━━━ TRECHO CITADO ━━━

Serão onze artistas no palco. Entre eles, uma família-vilã negra e rica, algo bastante simbólico para esse país em que os negros não podem ser ricos em paz. Mesmo uma riqueza financeira pouca, de primeira geração e fruto de trabalho, como a dos funkeiros Ludimila e Nego do Borel, em contraposição aos milhões de Eduardo Cunha depositados em paraísos fiscais.
Uma mocinha negra que ficará doente e comoverá a assistência. Um mocinho amoroso, solidário e cuidador, negro. Provedor também, ele conseguirá o dinheiro necessário para confortar a amada. Vejam, será um personagem de caráter forte encenado por um negro. Alguém que goza de credibilidade e merece ser citado como exemplo para as crianças. Ou seja, um lugar que o homem negro não costuma ocupar na dramaturgia.
Não teremos apenas coadjuvantes negros, como às vezes vemos. A humanidade negra será mostrada em carne viva num drama romântico que enternecerá as pessoas.
Mas, isso é mais do que simples escolha estético-política. Essa atitude é ação afirmativa de enfrentamento às desigualdades raciais vividas pelos negros no campo artístico.
Alguém desavisado poderá gritar: a “Exhibit B – Brasil”, do artista branco sul africano Brett Bailey também queria montar um espetáculo com artistas negros brasileiros. Isso não era ação afirmativa? Não estava gerando emprego exclusivamente para negros? Por que reclamaram?
Olhe bem, uma coisa é uma coisa. Outra coisa é outra coisa. A produção de “Exhibit B” baseava-se na tradição colonial-racista, na exposição de negros como objetos inanimados e embrutecidos. Um zoo humano de negros parcialmente despidos e mudos durante os 45 minutos de duração da peça. Como se fazia com africanos e indígenas na Europa oitocentista para deleite dos europeus que não desbravavam os mares nas grandes navegações.
A oferta de entretenimento para o olhar curioso de pessoas brancas constitui a lógica de um continuum de exploração colonial-racista travestida de arte contemporânea.
O que é uma ação afirmativa afinal?
Do ponto de vista semântico, pode ser uma atitude que demarca positivamente um lugar, que assegura ou reforça uma ideia. Por exemplo, quando a Rede Globo foi obrigada a defender a jornalista Maria Julia Coutinho dos ataques racistas sofridos, a empresa foi forçada a agir afirmativamente para garantir a integridade de uma de suas profissionais. Tivemos ali uma atitude afirmativa.
Do ponto de vista da História, do Direito, da Sociologia, entretanto, as ações afirmativas são um conjunto de políticas, ações, programas, propostas, projetos desenvolvidos para enfrentar os desníveis experimentados por grupos discriminados, com o objetivo de promover a justiça social. São iniciativas de governos, empresas, universidades, grupos organizados da sociedade civil que, a partir de um diagnóstico conhecido de desigualdades, empenham-se em fazer a sua parte para construir um mundo mais igualitário e oferecem condições especiais a pessoas que experimentam desvantagens históricas.

━━━ EXTRATO DE DADOS ━━━

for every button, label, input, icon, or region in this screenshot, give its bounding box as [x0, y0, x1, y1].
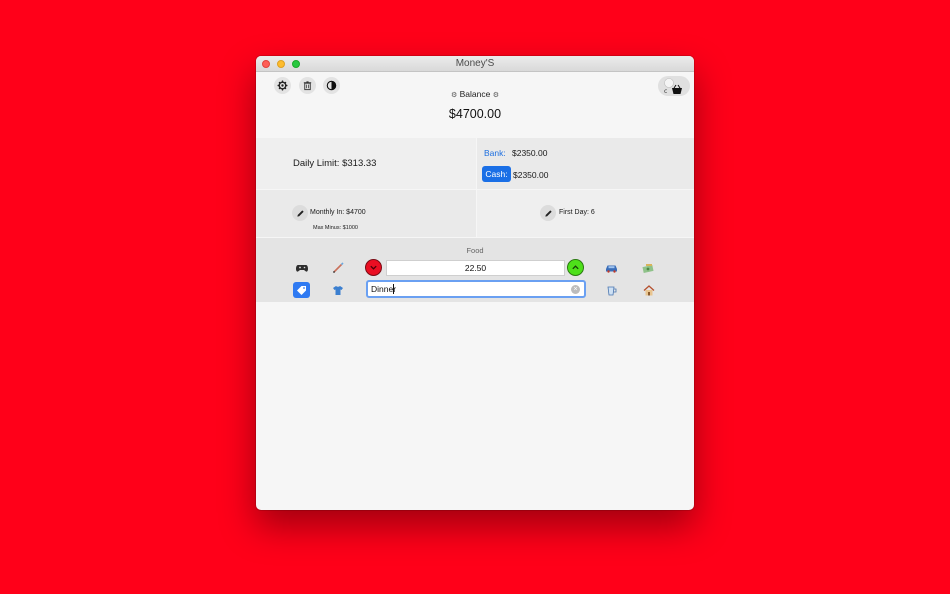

━━━

§ **EXERCÍCIOS PROPOSTOS**:
1. Por favor, transcreva do trecho citado o segmento que vai de "Do ponto de vista semântico, pode" até "uma atitude afirmativa.".
2. De acordo com o trecho citado, quanto tempo durava a peça "Exhibit B"?

§ **SOLUÇÕES DAS TAREFAS**:
1.
Do ponto de vista semântico, pode ser uma atitude que demarca positivamente um lugar, que assegura ou reforça uma ideia. Por exemplo, quando a Rede Globo foi obrigada a defender a jornalista Maria Julia Coutinho dos ataques racistas sofridos, a empresa foi forçada a agir afirmativamente para garantir a integridade de uma de suas profissionais. Tivemos ali uma atitude afirmativa.

2. A peça durava 45 minutos.